*GIVEN INSTRUCTION:*
Quote, verbatim, all material below, without pictures.

*EXTRACTED ENTRIES:*
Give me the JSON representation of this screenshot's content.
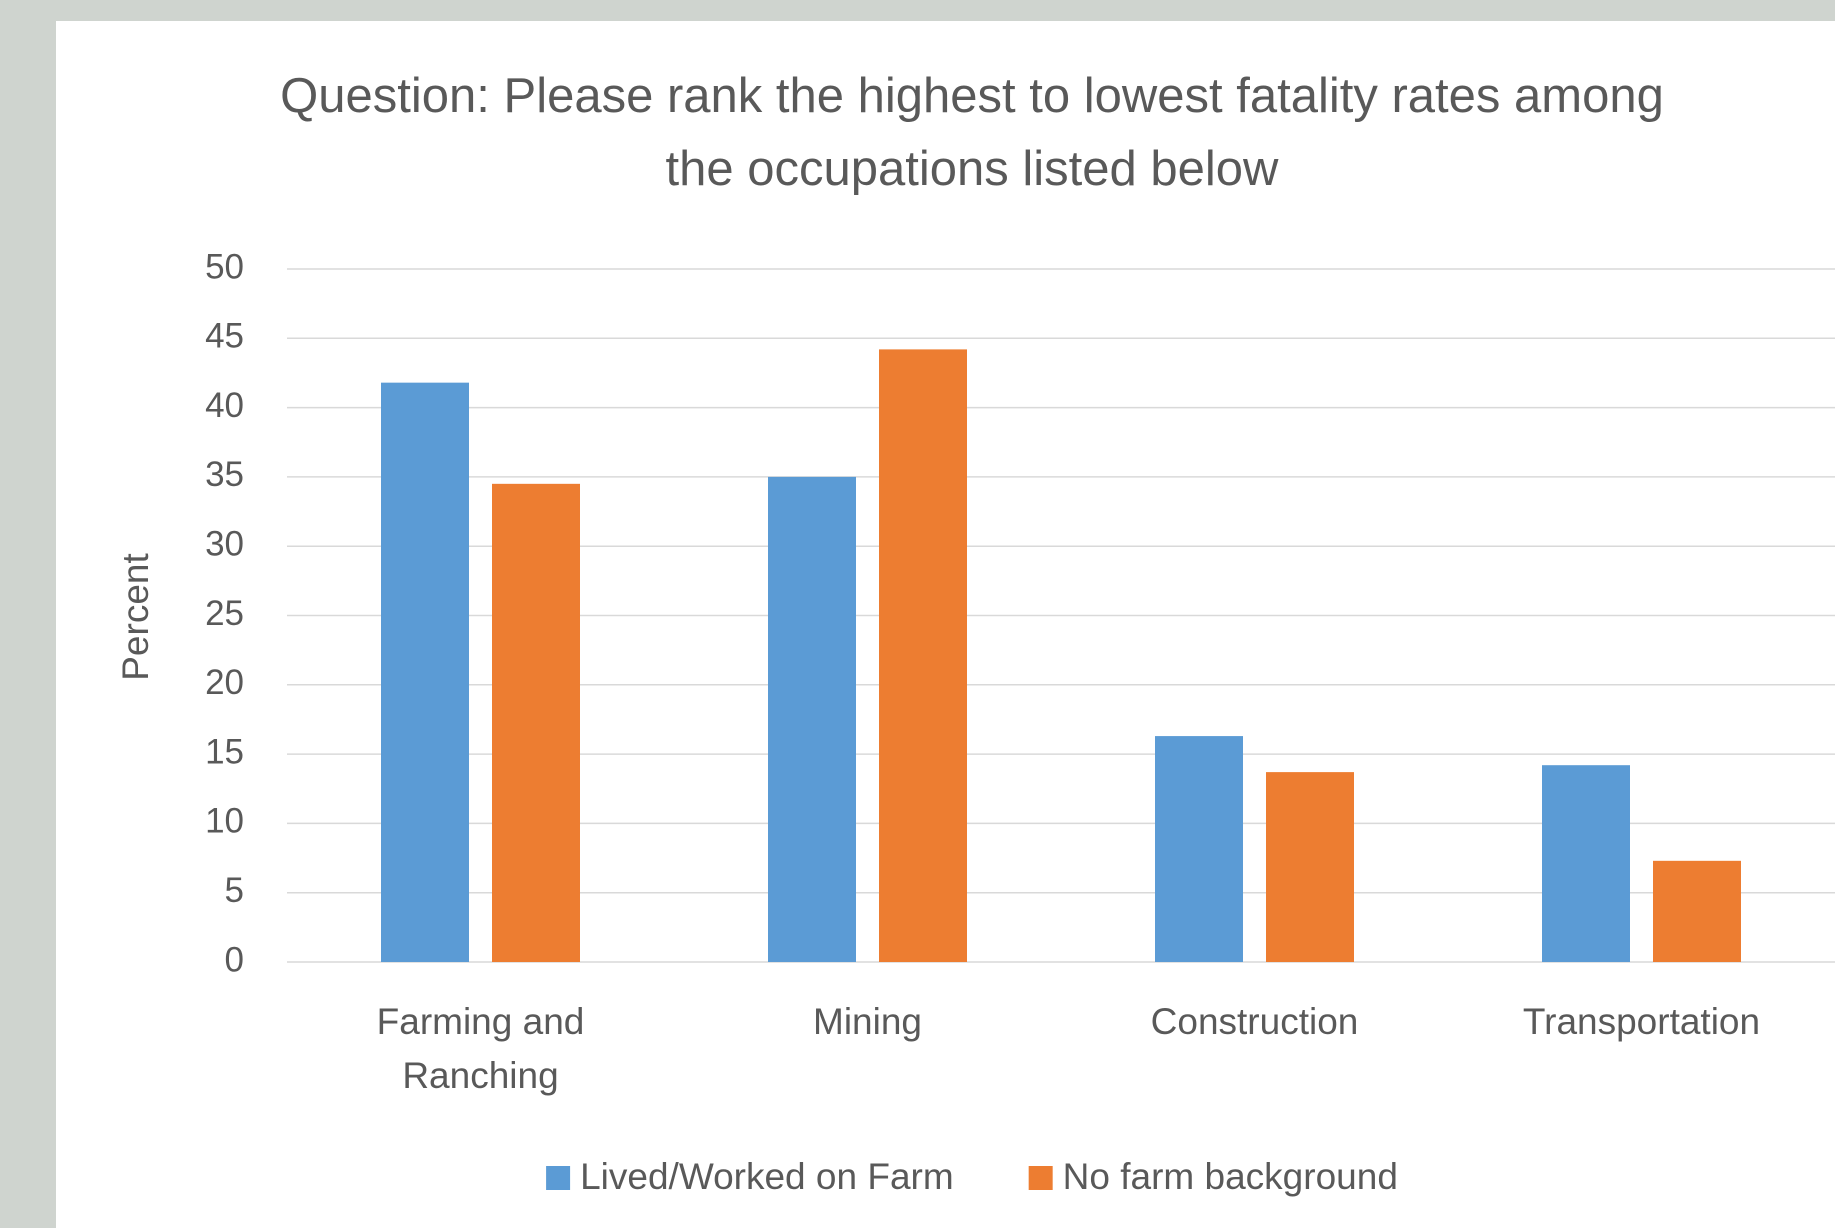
{
  "chart_data": {
    "type": "bar",
    "title": "Question: Please rank the highest to lowest fatality rates among the occupations listed below",
    "y_label": "Percent",
    "categories": [
      "Farming and Ranching",
      "Mining",
      "Construction",
      "Transportation"
    ],
    "series": [
      {
        "name": "Lived/Worked on Farm",
        "color": "#5b9bd5",
        "values": [
          41.8,
          35,
          16.3,
          14.2
        ]
      },
      {
        "name": "No farm background",
        "color": "#ed7d31",
        "values": [
          34.5,
          44.2,
          13.7,
          7.3
        ]
      }
    ],
    "ylim": [
      0,
      50
    ],
    "yticks": [
      0,
      5,
      10,
      15,
      20,
      25,
      30,
      35,
      40,
      45,
      50
    ],
    "grid": true,
    "legend": "bottom"
  }
}
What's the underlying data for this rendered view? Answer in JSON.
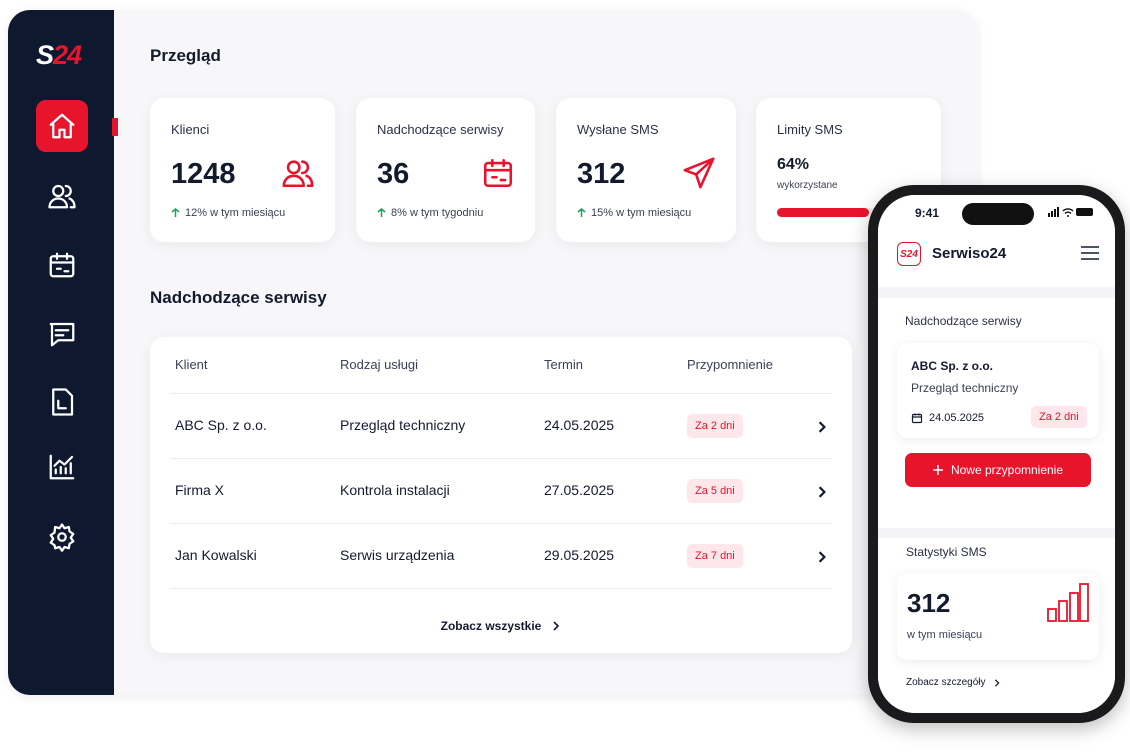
{
  "sidebar": {
    "logo_s": "S",
    "logo_num": "24"
  },
  "dashboard": {
    "title": "Przegląd",
    "cards": [
      {
        "label": "Klienci",
        "value": "1248",
        "trend": "12% w tym miesiącu"
      },
      {
        "label": "Nadchodzące serwisy",
        "value": "36",
        "trend": "8% w tym tygodniu"
      },
      {
        "label": "Wysłane SMS",
        "value": "312",
        "trend": "15% w tym miesiącu"
      },
      {
        "label": "Limity SMS",
        "value": 64,
        "value_label": "64%",
        "caption": "wykorzystane"
      }
    ]
  },
  "upcoming": {
    "title": "Nadchodzące serwisy",
    "columns": [
      "Klient",
      "Rodzaj usługi",
      "Termin",
      "Przypomnienie"
    ],
    "rows": [
      [
        "ABC Sp. z o.o.",
        "Przegląd techniczny",
        "24.05.2025",
        "Za 2 dni"
      ],
      [
        "Firma X",
        "Kontrola instalacji",
        "27.05.2025",
        "Za 5 dni"
      ],
      [
        "Jan Kowalski",
        "Serwis urządzenia",
        "29.05.2025",
        "Za 7 dni"
      ]
    ],
    "see_all": "Zobacz wszystkie"
  },
  "phone": {
    "time": "9:41",
    "logo_s": "S",
    "logo_num": "24",
    "app_name": "Serwiso24",
    "upcoming_title": "Nadchodzące serwisy",
    "card": {
      "client": "ABC Sp. z o.o.",
      "service": "Przegląd techniczny",
      "date": "24.05.2025",
      "badge": "Za 2 dni"
    },
    "button": "Nowe przypomnienie",
    "stats_title": "Statystyki SMS",
    "stats_value": "312",
    "stats_caption": "w tym miesiącu",
    "details_link": "Zobacz szczegóły"
  }
}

*SOLUTION TO THE PROBLEM:*
Give me the JSON representation of this screenshot's content.
{
  "chart_data": {
    "type": "bar",
    "title": "Question: Please rank the highest to lowest fatality rates among the occupations listed below",
    "y_label": "Percent",
    "categories": [
      "Farming and Ranching",
      "Mining",
      "Construction",
      "Transportation"
    ],
    "series": [
      {
        "name": "Lived/Worked on Farm",
        "color": "#5b9bd5",
        "values": [
          41.8,
          35,
          16.3,
          14.2
        ]
      },
      {
        "name": "No farm background",
        "color": "#ed7d31",
        "values": [
          34.5,
          44.2,
          13.7,
          7.3
        ]
      }
    ],
    "ylim": [
      0,
      50
    ],
    "yticks": [
      0,
      5,
      10,
      15,
      20,
      25,
      30,
      35,
      40,
      45,
      50
    ],
    "grid": true,
    "legend": "bottom"
  }
}
What's the underlying data for this rendered view? Answer in JSON.
{
  "sidebar": {
    "logo_s": "S",
    "logo_num": "24"
  },
  "dashboard": {
    "title": "Przegląd",
    "cards": [
      {
        "label": "Klienci",
        "value": "1248",
        "trend": "12% w tym miesiącu"
      },
      {
        "label": "Nadchodzące serwisy",
        "value": "36",
        "trend": "8% w tym tygodniu"
      },
      {
        "label": "Wysłane SMS",
        "value": "312",
        "trend": "15% w tym miesiącu"
      },
      {
        "label": "Limity SMS",
        "value": 64,
        "value_label": "64%",
        "caption": "wykorzystane"
      }
    ]
  },
  "upcoming": {
    "title": "Nadchodzące serwisy",
    "columns": [
      "Klient",
      "Rodzaj usługi",
      "Termin",
      "Przypomnienie"
    ],
    "rows": [
      [
        "ABC Sp. z o.o.",
        "Przegląd techniczny",
        "24.05.2025",
        "Za 2 dni"
      ],
      [
        "Firma X",
        "Kontrola instalacji",
        "27.05.2025",
        "Za 5 dni"
      ],
      [
        "Jan Kowalski",
        "Serwis urządzenia",
        "29.05.2025",
        "Za 7 dni"
      ]
    ],
    "see_all": "Zobacz wszystkie"
  },
  "phone": {
    "time": "9:41",
    "logo_s": "S",
    "logo_num": "24",
    "app_name": "Serwiso24",
    "upcoming_title": "Nadchodzące serwisy",
    "card": {
      "client": "ABC Sp. z o.o.",
      "service": "Przegląd techniczny",
      "date": "24.05.2025",
      "badge": "Za 2 dni"
    },
    "button": "Nowe przypomnienie",
    "stats_title": "Statystyki SMS",
    "stats_value": "312",
    "stats_caption": "w tym miesiącu",
    "details_link": "Zobacz szczegóły"
  }
}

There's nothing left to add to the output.